**Task requirements:**
What follows is a listing; give it again exactly, in its entirety.

# START OF Records for this task

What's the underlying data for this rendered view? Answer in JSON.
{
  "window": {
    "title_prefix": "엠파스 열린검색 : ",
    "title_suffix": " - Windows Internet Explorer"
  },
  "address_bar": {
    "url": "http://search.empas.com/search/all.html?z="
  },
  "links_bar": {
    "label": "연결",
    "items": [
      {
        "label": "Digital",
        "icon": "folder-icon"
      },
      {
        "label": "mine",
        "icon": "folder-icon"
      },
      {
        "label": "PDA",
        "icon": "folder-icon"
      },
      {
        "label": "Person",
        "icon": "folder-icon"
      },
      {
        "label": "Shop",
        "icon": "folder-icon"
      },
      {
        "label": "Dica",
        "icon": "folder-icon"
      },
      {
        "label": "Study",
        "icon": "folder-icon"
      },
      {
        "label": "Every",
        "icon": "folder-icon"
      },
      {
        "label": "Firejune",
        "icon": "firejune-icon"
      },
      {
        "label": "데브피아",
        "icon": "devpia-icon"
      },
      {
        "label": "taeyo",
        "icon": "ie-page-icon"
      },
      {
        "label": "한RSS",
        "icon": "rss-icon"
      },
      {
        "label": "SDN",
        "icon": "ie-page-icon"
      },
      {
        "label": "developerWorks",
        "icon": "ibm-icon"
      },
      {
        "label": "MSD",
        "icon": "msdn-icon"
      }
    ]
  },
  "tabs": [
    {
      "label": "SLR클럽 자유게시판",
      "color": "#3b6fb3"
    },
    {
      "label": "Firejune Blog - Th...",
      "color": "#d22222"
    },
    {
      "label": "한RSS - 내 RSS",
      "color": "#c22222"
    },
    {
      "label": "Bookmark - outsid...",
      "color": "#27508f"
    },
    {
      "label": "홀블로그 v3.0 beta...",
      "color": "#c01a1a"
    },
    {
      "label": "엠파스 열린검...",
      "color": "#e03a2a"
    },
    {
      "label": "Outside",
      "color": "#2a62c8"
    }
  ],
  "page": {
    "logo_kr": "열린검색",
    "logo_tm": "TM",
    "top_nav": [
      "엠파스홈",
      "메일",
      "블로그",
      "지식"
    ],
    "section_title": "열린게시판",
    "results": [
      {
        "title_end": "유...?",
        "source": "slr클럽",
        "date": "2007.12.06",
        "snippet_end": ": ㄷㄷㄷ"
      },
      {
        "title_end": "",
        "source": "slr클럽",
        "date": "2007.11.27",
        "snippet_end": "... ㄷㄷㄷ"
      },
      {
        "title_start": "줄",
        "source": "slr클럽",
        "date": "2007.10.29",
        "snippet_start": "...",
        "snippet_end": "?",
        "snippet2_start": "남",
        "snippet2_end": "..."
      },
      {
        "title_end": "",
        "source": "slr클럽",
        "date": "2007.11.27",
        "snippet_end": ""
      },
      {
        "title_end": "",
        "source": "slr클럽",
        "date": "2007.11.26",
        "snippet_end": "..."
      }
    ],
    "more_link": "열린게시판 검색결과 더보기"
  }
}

# END OF Records for this task

**Result below:**
What's the underlying data for this rendered view? Answer in JSON.
{
  "window": {
    "title_prefix": "엠파스 열린검색 : ",
    "title_suffix": " - Windows Internet Explorer"
  },
  "address_bar": {
    "url": "http://search.empas.com/search/all.html?z="
  },
  "links_bar": {
    "label": "연결",
    "items": [
      {
        "label": "Digital",
        "icon": "folder-icon"
      },
      {
        "label": "mine",
        "icon": "folder-icon"
      },
      {
        "label": "PDA",
        "icon": "folder-icon"
      },
      {
        "label": "Person",
        "icon": "folder-icon"
      },
      {
        "label": "Shop",
        "icon": "folder-icon"
      },
      {
        "label": "Dica",
        "icon": "folder-icon"
      },
      {
        "label": "Study",
        "icon": "folder-icon"
      },
      {
        "label": "Every",
        "icon": "folder-icon"
      },
      {
        "label": "Firejune",
        "icon": "firejune-icon"
      },
      {
        "label": "데브피아",
        "icon": "devpia-icon"
      },
      {
        "label": "taeyo",
        "icon": "ie-page-icon"
      },
      {
        "label": "한RSS",
        "icon": "rss-icon"
      },
      {
        "label": "SDN",
        "icon": "ie-page-icon"
      },
      {
        "label": "developerWorks",
        "icon": "ibm-icon"
      },
      {
        "label": "MSD",
        "icon": "msdn-icon"
      }
    ]
  },
  "tabs": [
    {
      "label": "SLR클럽 자유게시판",
      "color": "#3b6fb3"
    },
    {
      "label": "Firejune Blog - Th...",
      "color": "#d22222"
    },
    {
      "label": "한RSS - 내 RSS",
      "color": "#c22222"
    },
    {
      "label": "Bookmark - outsid...",
      "color": "#27508f"
    },
    {
      "label": "홀블로그 v3.0 beta...",
      "color": "#c01a1a"
    },
    {
      "label": "엠파스 열린검...",
      "color": "#e03a2a"
    },
    {
      "label": "Outside",
      "color": "#2a62c8"
    }
  ],
  "page": {
    "logo_kr": "열린검색",
    "logo_tm": "TM",
    "top_nav": [
      "엠파스홈",
      "메일",
      "블로그",
      "지식"
    ],
    "section_title": "열린게시판",
    "results": [
      {
        "title_end": "유...?",
        "source": "slr클럽",
        "date": "2007.12.06",
        "snippet_end": ": ㄷㄷㄷ"
      },
      {
        "title_end": "",
        "source": "slr클럽",
        "date": "2007.11.27",
        "snippet_end": "... ㄷㄷㄷ"
      },
      {
        "title_start": "줄",
        "source": "slr클럽",
        "date": "2007.10.29",
        "snippet_start": "...",
        "snippet_end": "?",
        "snippet2_start": "남",
        "snippet2_end": "..."
      },
      {
        "title_end": "",
        "source": "slr클럽",
        "date": "2007.11.27",
        "snippet_end": ""
      },
      {
        "title_end": "",
        "source": "slr클럽",
        "date": "2007.11.26",
        "snippet_end": "..."
      }
    ],
    "more_link": "열린게시판 검색결과 더보기"
  }
}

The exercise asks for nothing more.